#### [REQUIREMENT]
Print the following records again line for line, with no changes.

Coordinate annotation records:
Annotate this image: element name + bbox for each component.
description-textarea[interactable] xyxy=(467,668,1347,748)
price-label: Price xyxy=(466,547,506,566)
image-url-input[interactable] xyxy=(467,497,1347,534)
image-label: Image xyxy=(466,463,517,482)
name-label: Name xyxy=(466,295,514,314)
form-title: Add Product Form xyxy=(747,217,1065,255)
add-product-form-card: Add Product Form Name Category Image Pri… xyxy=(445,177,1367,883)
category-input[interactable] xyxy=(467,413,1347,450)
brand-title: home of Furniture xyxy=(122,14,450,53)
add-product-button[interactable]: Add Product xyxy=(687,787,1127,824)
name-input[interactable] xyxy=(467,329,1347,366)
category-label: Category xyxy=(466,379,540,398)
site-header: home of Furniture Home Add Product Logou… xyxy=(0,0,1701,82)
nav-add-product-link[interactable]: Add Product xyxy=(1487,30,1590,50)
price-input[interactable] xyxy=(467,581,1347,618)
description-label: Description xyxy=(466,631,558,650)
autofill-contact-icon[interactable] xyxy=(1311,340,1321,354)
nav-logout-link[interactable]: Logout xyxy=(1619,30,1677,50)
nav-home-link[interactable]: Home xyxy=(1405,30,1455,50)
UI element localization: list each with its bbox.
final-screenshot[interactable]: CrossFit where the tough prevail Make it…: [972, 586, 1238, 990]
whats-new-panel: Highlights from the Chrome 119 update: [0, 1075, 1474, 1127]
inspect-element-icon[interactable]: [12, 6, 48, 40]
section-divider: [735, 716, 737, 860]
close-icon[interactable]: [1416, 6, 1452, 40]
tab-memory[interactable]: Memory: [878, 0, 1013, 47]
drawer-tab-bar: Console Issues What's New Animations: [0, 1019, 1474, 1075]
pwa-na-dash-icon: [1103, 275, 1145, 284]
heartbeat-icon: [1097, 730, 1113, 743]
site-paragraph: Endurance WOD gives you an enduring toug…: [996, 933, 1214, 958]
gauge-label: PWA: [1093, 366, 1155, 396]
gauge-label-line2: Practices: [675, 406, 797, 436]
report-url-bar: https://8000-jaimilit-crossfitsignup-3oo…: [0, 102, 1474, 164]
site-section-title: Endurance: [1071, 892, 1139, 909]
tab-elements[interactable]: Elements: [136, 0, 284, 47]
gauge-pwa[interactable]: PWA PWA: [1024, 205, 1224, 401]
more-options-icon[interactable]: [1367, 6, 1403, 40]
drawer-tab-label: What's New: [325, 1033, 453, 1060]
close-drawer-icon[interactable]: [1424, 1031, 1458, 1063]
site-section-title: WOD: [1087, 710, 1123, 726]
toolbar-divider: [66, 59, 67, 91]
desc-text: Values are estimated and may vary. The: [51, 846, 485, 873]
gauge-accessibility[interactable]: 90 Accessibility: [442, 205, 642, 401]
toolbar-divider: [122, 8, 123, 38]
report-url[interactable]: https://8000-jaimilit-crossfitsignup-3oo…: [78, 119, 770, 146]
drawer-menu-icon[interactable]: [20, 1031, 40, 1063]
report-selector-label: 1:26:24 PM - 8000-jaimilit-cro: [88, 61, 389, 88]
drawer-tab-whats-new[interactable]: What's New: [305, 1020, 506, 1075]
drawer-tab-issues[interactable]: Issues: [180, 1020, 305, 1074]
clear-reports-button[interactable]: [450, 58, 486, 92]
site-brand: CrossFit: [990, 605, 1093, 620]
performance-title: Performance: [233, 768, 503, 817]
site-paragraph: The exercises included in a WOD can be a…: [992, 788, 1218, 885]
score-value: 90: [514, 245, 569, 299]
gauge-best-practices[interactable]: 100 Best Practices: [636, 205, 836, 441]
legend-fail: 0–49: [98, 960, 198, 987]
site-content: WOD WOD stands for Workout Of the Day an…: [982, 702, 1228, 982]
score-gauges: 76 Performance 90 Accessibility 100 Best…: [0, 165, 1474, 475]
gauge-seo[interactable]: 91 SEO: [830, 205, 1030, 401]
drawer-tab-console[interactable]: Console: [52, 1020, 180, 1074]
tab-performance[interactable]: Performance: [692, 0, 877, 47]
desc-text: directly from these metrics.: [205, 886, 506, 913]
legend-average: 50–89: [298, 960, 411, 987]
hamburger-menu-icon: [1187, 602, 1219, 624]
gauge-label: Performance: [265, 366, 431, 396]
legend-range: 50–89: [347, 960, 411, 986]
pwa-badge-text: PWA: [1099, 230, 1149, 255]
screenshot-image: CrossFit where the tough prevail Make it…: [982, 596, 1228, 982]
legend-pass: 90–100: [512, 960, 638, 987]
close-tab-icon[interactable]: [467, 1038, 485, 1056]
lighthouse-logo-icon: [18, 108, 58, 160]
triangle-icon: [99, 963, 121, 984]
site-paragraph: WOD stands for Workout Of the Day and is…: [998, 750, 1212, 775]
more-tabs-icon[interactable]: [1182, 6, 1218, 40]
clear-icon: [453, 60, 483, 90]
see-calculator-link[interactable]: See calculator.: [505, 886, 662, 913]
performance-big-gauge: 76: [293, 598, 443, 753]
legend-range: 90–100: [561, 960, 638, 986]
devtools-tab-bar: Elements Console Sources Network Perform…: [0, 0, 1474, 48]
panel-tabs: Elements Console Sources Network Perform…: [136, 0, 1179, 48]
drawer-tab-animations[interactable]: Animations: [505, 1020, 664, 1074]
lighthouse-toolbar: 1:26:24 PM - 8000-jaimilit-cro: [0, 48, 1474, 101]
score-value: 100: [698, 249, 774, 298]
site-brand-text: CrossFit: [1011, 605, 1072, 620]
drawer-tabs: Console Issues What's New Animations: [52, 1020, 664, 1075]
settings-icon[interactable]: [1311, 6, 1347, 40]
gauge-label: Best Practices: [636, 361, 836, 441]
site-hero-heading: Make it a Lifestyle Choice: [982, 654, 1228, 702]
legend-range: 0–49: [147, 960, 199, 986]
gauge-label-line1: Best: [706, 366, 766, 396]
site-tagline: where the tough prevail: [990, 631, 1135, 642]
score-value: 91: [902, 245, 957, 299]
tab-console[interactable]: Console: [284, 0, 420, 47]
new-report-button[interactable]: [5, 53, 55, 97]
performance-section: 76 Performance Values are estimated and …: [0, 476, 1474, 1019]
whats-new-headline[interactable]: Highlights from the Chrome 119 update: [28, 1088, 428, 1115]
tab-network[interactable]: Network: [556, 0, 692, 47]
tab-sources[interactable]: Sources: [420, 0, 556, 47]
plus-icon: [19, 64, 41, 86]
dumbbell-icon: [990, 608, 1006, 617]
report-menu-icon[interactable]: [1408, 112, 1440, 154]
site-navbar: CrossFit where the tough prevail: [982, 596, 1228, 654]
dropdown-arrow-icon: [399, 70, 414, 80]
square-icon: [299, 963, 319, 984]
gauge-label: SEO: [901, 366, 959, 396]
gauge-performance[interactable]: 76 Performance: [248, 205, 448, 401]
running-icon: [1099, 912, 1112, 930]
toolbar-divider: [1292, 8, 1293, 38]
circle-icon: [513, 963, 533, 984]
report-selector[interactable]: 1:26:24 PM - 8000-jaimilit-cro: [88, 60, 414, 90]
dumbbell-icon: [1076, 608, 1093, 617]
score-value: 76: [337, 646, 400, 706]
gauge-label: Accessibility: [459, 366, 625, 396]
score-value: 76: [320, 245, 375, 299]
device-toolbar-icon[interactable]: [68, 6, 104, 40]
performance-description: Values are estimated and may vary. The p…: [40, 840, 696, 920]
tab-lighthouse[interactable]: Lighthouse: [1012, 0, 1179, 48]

#### [RIGHT ANSWER]
Annotate this image: element name + bbox for each component.
description-textarea[interactable] xyxy=(467,668,1347,748)
price-label: Price xyxy=(466,547,506,566)
image-url-input[interactable] xyxy=(467,497,1347,534)
image-label: Image xyxy=(466,463,517,482)
name-label: Name xyxy=(466,295,514,314)
form-title: Add Product Form xyxy=(747,217,1065,255)
add-product-form-card: Add Product Form Name Category Image Pri… xyxy=(445,177,1367,883)
category-input[interactable] xyxy=(467,413,1347,450)
brand-title: home of Furniture xyxy=(122,14,450,53)
add-product-button[interactable]: Add Product xyxy=(687,787,1127,824)
name-input[interactable] xyxy=(467,329,1347,366)
category-label: Category xyxy=(466,379,540,398)
site-header: home of Furniture Home Add Product Logou… xyxy=(0,0,1701,82)
nav-add-product-link[interactable]: Add Product xyxy=(1487,30,1590,50)
price-input[interactable] xyxy=(467,581,1347,618)
description-label: Description xyxy=(466,631,558,650)
autofill-contact-icon[interactable] xyxy=(1311,340,1321,354)
nav-logout-link[interactable]: Logout xyxy=(1619,30,1677,50)
nav-home-link[interactable]: Home xyxy=(1405,30,1455,50)
UI element localization: list each with its bbox.
final-screenshot[interactable]: CrossFit where the tough prevail Make it…: [972, 586, 1238, 990]
whats-new-panel: Highlights from the Chrome 119 update: [0, 1075, 1474, 1127]
inspect-element-icon[interactable]: [12, 6, 48, 40]
section-divider: [735, 716, 737, 860]
close-icon[interactable]: [1416, 6, 1452, 40]
tab-memory[interactable]: Memory: [878, 0, 1013, 47]
drawer-tab-bar: Console Issues What's New Animations: [0, 1019, 1474, 1075]
pwa-na-dash-icon: [1103, 275, 1145, 284]
heartbeat-icon: [1097, 730, 1113, 743]
site-paragraph: Endurance WOD gives you an enduring toug…: [996, 933, 1214, 958]
gauge-label: PWA: [1093, 366, 1155, 396]
gauge-label-line2: Practices: [675, 406, 797, 436]
report-url-bar: https://8000-jaimilit-crossfitsignup-3oo…: [0, 102, 1474, 164]
site-section-title: Endurance: [1071, 892, 1139, 909]
tab-elements[interactable]: Elements: [136, 0, 284, 47]
gauge-pwa[interactable]: PWA PWA: [1024, 205, 1224, 401]
more-options-icon[interactable]: [1367, 6, 1403, 40]
drawer-tab-label: What's New: [325, 1033, 453, 1060]
close-drawer-icon[interactable]: [1424, 1031, 1458, 1063]
site-section-title: WOD: [1087, 710, 1123, 726]
toolbar-divider: [66, 59, 67, 91]
desc-text: Values are estimated and may vary. The: [51, 846, 485, 873]
gauge-accessibility[interactable]: 90 Accessibility: [442, 205, 642, 401]
toolbar-divider: [122, 8, 123, 38]
report-url[interactable]: https://8000-jaimilit-crossfitsignup-3oo…: [78, 119, 770, 146]
drawer-menu-icon[interactable]: [20, 1031, 40, 1063]
report-selector-label: 1:26:24 PM - 8000-jaimilit-cro: [88, 61, 389, 88]
drawer-tab-whats-new[interactable]: What's New: [305, 1020, 506, 1075]
drawer-tab-issues[interactable]: Issues: [180, 1020, 305, 1074]
clear-reports-button[interactable]: [450, 58, 486, 92]
site-brand: CrossFit: [990, 605, 1093, 620]
performance-title: Performance: [233, 768, 503, 817]
site-paragraph: The exercises included in a WOD can be a…: [992, 788, 1218, 885]
score-value: 90: [514, 245, 569, 299]
gauge-best-practices[interactable]: 100 Best Practices: [636, 205, 836, 441]
legend-fail: 0–49: [98, 960, 198, 987]
site-content: WOD WOD stands for Workout Of the Day an…: [982, 702, 1228, 982]
score-gauges: 76 Performance 90 Accessibility 100 Best…: [0, 165, 1474, 475]
gauge-seo[interactable]: 91 SEO: [830, 205, 1030, 401]
drawer-tab-console[interactable]: Console: [52, 1020, 180, 1074]
tab-performance[interactable]: Performance: [692, 0, 877, 47]
desc-text: directly from these metrics.: [205, 886, 506, 913]
legend-average: 50–89: [298, 960, 411, 987]
hamburger-menu-icon: [1187, 602, 1219, 624]
gauge-label: Performance: [265, 366, 431, 396]
legend-range: 50–89: [347, 960, 411, 986]
pwa-badge-text: PWA: [1099, 230, 1149, 255]
screenshot-image: CrossFit where the tough prevail Make it…: [982, 596, 1228, 982]
legend-pass: 90–100: [512, 960, 638, 987]
close-tab-icon[interactable]: [467, 1038, 485, 1056]
lighthouse-logo-icon: [18, 108, 58, 160]
triangle-icon: [99, 963, 121, 984]
site-paragraph: WOD stands for Workout Of the Day and is…: [998, 750, 1212, 775]
more-tabs-icon[interactable]: [1182, 6, 1218, 40]
clear-icon: [453, 60, 483, 90]
see-calculator-link[interactable]: See calculator.: [505, 886, 662, 913]
performance-big-gauge: 76: [293, 598, 443, 753]
legend-range: 90–100: [561, 960, 638, 986]
devtools-tab-bar: Elements Console Sources Network Perform…: [0, 0, 1474, 48]
panel-tabs: Elements Console Sources Network Perform…: [136, 0, 1179, 48]
drawer-tab-animations[interactable]: Animations: [505, 1020, 664, 1074]
lighthouse-toolbar: 1:26:24 PM - 8000-jaimilit-cro: [0, 48, 1474, 101]
score-value: 100: [698, 249, 774, 298]
site-brand-text: CrossFit: [1011, 605, 1072, 620]
drawer-tabs: Console Issues What's New Animations: [52, 1020, 664, 1075]
settings-icon[interactable]: [1311, 6, 1347, 40]
gauge-label: Best Practices: [636, 361, 836, 441]
site-hero-heading: Make it a Lifestyle Choice: [982, 654, 1228, 702]
legend-range: 0–49: [147, 960, 199, 986]
gauge-label-line1: Best: [706, 366, 766, 396]
site-tagline: where the tough prevail: [990, 631, 1135, 642]
score-value: 91: [902, 245, 957, 299]
tab-console[interactable]: Console: [284, 0, 420, 47]
new-report-button[interactable]: [5, 53, 55, 97]
performance-section: 76 Performance Values are estimated and …: [0, 476, 1474, 1019]
whats-new-headline[interactable]: Highlights from the Chrome 119 update: [28, 1088, 428, 1115]
tab-network[interactable]: Network: [556, 0, 692, 47]
tab-sources[interactable]: Sources: [420, 0, 556, 47]
plus-icon: [19, 64, 41, 86]
dumbbell-icon: [990, 608, 1006, 617]
report-menu-icon[interactable]: [1408, 112, 1440, 154]
site-navbar: CrossFit where the tough prevail: [982, 596, 1228, 654]
dropdown-arrow-icon: [399, 70, 414, 80]
square-icon: [299, 963, 319, 984]
gauge-label: SEO: [901, 366, 959, 396]
gauge-performance[interactable]: 76 Performance: [248, 205, 448, 401]
running-icon: [1099, 912, 1112, 930]
toolbar-divider: [1292, 8, 1293, 38]
circle-icon: [513, 963, 533, 984]
report-selector[interactable]: 1:26:24 PM - 8000-jaimilit-cro: [88, 60, 414, 90]
dumbbell-icon: [1076, 608, 1093, 617]
score-value: 76: [337, 646, 400, 706]
gauge-label: Accessibility: [459, 366, 625, 396]
score-value: 76: [320, 245, 375, 299]
device-toolbar-icon[interactable]: [68, 6, 104, 40]
performance-description: Values are estimated and may vary. The p…: [40, 840, 696, 920]
tab-lighthouse[interactable]: Lighthouse: [1012, 0, 1179, 48]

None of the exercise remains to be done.